• Фрагмент текста:
↓

Григорий Ревзин: Петербург призывает добраться до того уровня культуры, который у нас был
Рассуждения о смысле Петербурга и его будущем – соль интеллектуальной жизни нашего города. В дискуссию о том, что строить и как перестраивать, вовлечены не только архитекторы, но и все неравнодушные горожане. Историк, искусствовед, архитектурный обозреватель «Коммерсанта», член градостроительного совета Фонда «Сколково» Григорий Ревзин не варится в этом внутреннем дискурсе. Тем интереснее его взгляд на Петербург со стороны.
Мастер печатного слова, Ревзин не любит выступать на телевидении. Поэтому вместо привычной студии «Урбанистики» я встретился с ним в Эрмитаже, на выставке архитектурной графики, открывшейся в обновленных помещениях Главного штаба. Мы поговорили об исторической миссии Петербурга, имидже города и реновации центра.
Интервью с Григорием РЕВЗИНЫМ
Эрмитаж, октябрь 2012 года
- Вы родились в Москве, с ней связана вся ваша жизнь и работа. О положении дел в столице вы пишете много и подробно. Сегодня предлагаю вам поговорить о Петербурге. Я знаю, что Петербург вам не безразличен.

↑

• Задания:
A. Переведите на английский предложение из текста о Петербурге: «Мастер печатного слова, Ревзин не любит выступать на телевидении.»
B. Приведите записи от их начала до строки с «- legend-label: Einzelhandel: [53, 453, 128, 468]» включительно, заменив «value-label» на «data-label».
Текст и записи между собой не связаны.

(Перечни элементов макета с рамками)

↓

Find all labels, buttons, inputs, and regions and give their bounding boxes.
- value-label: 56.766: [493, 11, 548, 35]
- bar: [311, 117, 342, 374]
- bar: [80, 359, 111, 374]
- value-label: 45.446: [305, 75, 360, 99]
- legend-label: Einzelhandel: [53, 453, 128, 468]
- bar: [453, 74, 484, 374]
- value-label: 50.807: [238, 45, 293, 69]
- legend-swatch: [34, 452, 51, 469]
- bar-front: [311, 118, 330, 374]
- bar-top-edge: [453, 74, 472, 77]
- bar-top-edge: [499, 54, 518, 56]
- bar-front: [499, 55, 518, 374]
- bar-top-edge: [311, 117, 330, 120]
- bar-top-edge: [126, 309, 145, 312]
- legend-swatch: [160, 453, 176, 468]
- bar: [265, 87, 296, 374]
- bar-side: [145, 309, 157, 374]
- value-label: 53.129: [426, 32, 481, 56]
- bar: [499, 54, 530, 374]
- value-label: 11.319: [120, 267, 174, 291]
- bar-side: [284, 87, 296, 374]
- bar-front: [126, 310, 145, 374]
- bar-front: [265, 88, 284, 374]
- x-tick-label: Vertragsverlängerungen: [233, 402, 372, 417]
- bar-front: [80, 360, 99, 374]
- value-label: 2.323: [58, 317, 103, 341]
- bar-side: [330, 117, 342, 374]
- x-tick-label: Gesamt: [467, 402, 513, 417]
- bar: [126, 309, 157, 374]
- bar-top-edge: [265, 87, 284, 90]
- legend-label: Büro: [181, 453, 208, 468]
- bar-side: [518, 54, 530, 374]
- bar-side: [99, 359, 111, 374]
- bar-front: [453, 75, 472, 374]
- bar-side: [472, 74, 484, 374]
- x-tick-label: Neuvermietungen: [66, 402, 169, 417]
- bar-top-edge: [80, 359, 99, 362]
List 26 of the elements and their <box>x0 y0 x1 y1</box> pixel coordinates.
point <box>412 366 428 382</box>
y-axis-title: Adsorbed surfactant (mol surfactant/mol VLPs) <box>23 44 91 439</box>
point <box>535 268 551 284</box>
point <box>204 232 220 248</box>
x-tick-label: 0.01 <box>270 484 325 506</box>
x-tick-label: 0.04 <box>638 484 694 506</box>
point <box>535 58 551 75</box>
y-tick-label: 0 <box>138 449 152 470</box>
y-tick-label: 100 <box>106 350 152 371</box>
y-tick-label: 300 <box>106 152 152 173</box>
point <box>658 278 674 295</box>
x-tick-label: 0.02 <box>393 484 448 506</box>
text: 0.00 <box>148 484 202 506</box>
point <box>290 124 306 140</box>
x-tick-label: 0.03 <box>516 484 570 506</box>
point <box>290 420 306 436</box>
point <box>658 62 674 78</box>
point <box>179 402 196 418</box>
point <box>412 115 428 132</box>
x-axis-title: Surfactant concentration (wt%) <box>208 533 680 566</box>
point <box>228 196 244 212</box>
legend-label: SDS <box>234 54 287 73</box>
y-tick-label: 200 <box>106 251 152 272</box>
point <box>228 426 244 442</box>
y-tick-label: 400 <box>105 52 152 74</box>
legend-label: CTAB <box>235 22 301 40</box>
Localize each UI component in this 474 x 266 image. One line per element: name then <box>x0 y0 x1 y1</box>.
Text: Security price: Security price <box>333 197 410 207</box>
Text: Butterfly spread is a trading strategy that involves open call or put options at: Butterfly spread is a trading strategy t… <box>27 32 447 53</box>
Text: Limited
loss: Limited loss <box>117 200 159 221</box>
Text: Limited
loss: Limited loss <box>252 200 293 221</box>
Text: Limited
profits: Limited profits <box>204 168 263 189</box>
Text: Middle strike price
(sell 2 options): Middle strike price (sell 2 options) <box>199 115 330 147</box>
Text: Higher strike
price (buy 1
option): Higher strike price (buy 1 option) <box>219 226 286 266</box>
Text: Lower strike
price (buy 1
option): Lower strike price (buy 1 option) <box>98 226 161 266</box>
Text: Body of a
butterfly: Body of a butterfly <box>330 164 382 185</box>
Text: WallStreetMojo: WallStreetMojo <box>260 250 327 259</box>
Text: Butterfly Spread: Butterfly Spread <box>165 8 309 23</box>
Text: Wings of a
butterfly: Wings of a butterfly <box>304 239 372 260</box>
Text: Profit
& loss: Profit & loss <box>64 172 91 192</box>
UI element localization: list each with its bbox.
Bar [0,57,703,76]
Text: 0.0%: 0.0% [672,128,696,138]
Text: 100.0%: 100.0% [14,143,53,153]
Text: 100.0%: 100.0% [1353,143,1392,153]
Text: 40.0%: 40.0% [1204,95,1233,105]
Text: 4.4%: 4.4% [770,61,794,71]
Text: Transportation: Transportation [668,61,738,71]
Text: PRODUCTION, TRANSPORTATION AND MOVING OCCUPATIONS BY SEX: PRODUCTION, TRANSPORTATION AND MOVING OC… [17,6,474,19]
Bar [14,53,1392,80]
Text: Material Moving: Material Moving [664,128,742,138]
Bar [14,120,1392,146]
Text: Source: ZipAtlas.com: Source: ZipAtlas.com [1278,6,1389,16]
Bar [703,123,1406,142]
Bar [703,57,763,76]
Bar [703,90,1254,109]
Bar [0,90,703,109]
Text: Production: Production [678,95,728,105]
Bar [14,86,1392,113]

↑

• Решения:
A. A master of the printed word, Revzin does not like appearing on television.

B.
Find all labels, buttons, inputs, and regions and give their bounding boxes.
- data-label: 56.766: [493, 11, 548, 35]
- bar: [311, 117, 342, 374]
- bar: [80, 359, 111, 374]
- data-label: 45.446: [305, 75, 360, 99]
- legend-label: Einzelhandel: [53, 453, 128, 468]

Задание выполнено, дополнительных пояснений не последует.